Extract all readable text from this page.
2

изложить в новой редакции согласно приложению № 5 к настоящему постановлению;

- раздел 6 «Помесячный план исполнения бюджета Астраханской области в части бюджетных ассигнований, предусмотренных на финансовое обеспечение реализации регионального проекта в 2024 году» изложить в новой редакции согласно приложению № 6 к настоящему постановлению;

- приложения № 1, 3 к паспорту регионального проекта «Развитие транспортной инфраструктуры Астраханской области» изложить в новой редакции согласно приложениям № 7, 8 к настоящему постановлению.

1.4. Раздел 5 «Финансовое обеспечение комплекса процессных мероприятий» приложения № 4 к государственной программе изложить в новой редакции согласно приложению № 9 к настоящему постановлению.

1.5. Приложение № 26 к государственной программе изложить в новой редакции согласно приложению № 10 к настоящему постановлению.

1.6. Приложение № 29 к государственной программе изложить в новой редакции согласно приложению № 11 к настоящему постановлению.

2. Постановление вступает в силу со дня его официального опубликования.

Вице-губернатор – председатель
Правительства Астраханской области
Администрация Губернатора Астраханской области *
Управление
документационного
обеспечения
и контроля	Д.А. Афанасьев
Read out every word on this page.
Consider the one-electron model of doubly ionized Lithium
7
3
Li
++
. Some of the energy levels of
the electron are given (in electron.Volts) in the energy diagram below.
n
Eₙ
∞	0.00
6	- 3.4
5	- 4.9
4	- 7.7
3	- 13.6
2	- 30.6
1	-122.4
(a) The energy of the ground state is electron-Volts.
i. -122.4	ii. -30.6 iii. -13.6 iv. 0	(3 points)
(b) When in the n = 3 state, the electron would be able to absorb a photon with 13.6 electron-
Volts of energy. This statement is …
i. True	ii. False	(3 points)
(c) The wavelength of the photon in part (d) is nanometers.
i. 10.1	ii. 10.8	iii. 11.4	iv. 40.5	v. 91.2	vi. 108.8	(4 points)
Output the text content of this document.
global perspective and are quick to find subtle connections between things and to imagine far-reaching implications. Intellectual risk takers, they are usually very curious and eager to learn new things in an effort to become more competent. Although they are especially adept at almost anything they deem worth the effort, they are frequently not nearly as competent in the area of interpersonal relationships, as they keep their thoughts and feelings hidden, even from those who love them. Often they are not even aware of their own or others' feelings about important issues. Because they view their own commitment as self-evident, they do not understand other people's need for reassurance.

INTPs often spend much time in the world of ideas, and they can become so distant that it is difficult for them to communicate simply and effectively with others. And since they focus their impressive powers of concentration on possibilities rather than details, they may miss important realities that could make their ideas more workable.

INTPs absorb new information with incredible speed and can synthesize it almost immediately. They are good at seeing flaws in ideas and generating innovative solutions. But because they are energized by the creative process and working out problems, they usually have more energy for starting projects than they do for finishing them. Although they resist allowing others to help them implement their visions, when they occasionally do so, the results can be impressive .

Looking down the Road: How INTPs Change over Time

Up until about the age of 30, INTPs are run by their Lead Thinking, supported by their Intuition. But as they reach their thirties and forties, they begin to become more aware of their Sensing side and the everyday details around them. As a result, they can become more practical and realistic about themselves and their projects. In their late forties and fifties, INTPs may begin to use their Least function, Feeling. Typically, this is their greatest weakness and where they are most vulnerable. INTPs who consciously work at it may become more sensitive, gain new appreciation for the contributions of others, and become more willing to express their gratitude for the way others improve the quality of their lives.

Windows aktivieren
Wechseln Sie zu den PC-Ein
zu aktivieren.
★ ★ ★ ★
_EXERCISE PROMPT_
Set down every record above exactly as given.

_EXERCISE ANSWER_
Extract all readable text from this page.
2

изложить в новой редакции согласно приложению № 5 к настоящему постановлению;

- раздел 6 «Помесячный план исполнения бюджета Астраханской области в части бюджетных ассигнований, предусмотренных на финансовое обеспечение реализации регионального проекта в 2024 году» изложить в новой редакции согласно приложению № 6 к настоящему постановлению;

- приложения № 1, 3 к паспорту регионального проекта «Развитие транспортной инфраструктуры Астраханской области» изложить в новой редакции согласно приложениям № 7, 8 к настоящему постановлению.

1.4. Раздел 5 «Финансовое обеспечение комплекса процессных мероприятий» приложения № 4 к государственной программе изложить в новой редакции согласно приложению № 9 к настоящему постановлению.

1.5. Приложение № 26 к государственной программе изложить в новой редакции согласно приложению № 10 к настоящему постановлению.

1.6. Приложение № 29 к государственной программе изложить в новой редакции согласно приложению № 11 к настоящему постановлению.

2. Постановление вступает в силу со дня его официального опубликования.

Вице-губернатор – председатель
Правительства Астраханской области
Администрация Губернатора Астраханской области *
Управление
документационного
обеспечения
и контроля	Д.А. Афанасьев
Read out every word on this page.
Consider the one-electron model of doubly ionized Lithium
7
3
Li
++
. Some of the energy levels of
the electron are given (in electron.Volts) in the energy diagram below.
n
Eₙ
∞	0.00
6	- 3.4
5	- 4.9
4	- 7.7
3	- 13.6
2	- 30.6
1	-122.4
(a) The energy of the ground state is electron-Volts.
i. -122.4	ii. -30.6 iii. -13.6 iv. 0	(3 points)
(b) When in the n = 3 state, the electron would be able to absorb a photon with 13.6 electron-
Volts of energy. This statement is …
i. True	ii. False	(3 points)
(c) The wavelength of the photon in part (d) is nanometers.
i. 10.1	ii. 10.8	iii. 11.4	iv. 40.5	v. 91.2	vi. 108.8	(4 points)
Output the text content of this document.
global perspective and are quick to find subtle connections between things and to imagine far-reaching implications. Intellectual risk takers, they are usually very curious and eager to learn new things in an effort to become more competent. Although they are especially adept at almost anything they deem worth the effort, they are frequently not nearly as competent in the area of interpersonal relationships, as they keep their thoughts and feelings hidden, even from those who love them. Often they are not even aware of their own or others' feelings about important issues. Because they view their own commitment as self-evident, they do not understand other people's need for reassurance.

INTPs often spend much time in the world of ideas, and they can become so distant that it is difficult for them to communicate simply and effectively with others. And since they focus their impressive powers of concentration on possibilities rather than details, they may miss important realities that could make their ideas more workable.

INTPs absorb new information with incredible speed and can synthesize it almost immediately. They are good at seeing flaws in ideas and generating innovative solutions. But because they are energized by the creative process and working out problems, they usually have more energy for starting projects than they do for finishing them. Although they resist allowing others to help them implement their visions, when they occasionally do so, the results can be impressive .

Looking down the Road: How INTPs Change over Time

Up until about the age of 30, INTPs are run by their Lead Thinking, supported by their Intuition. But as they reach their thirties and forties, they begin to become more aware of their Sensing side and the everyday details around them. As a result, they can become more practical and realistic about themselves and their projects. In their late forties and fifties, INTPs may begin to use their Least function, Feeling. Typically, this is their greatest weakness and where they are most vulnerable. INTPs who consciously work at it may become more sensitive, gain new appreciation for the contributions of others, and become more willing to express their gratitude for the way others improve the quality of their lives.

Windows aktivieren
Wechseln Sie zu den PC-Ein
zu aktivieren.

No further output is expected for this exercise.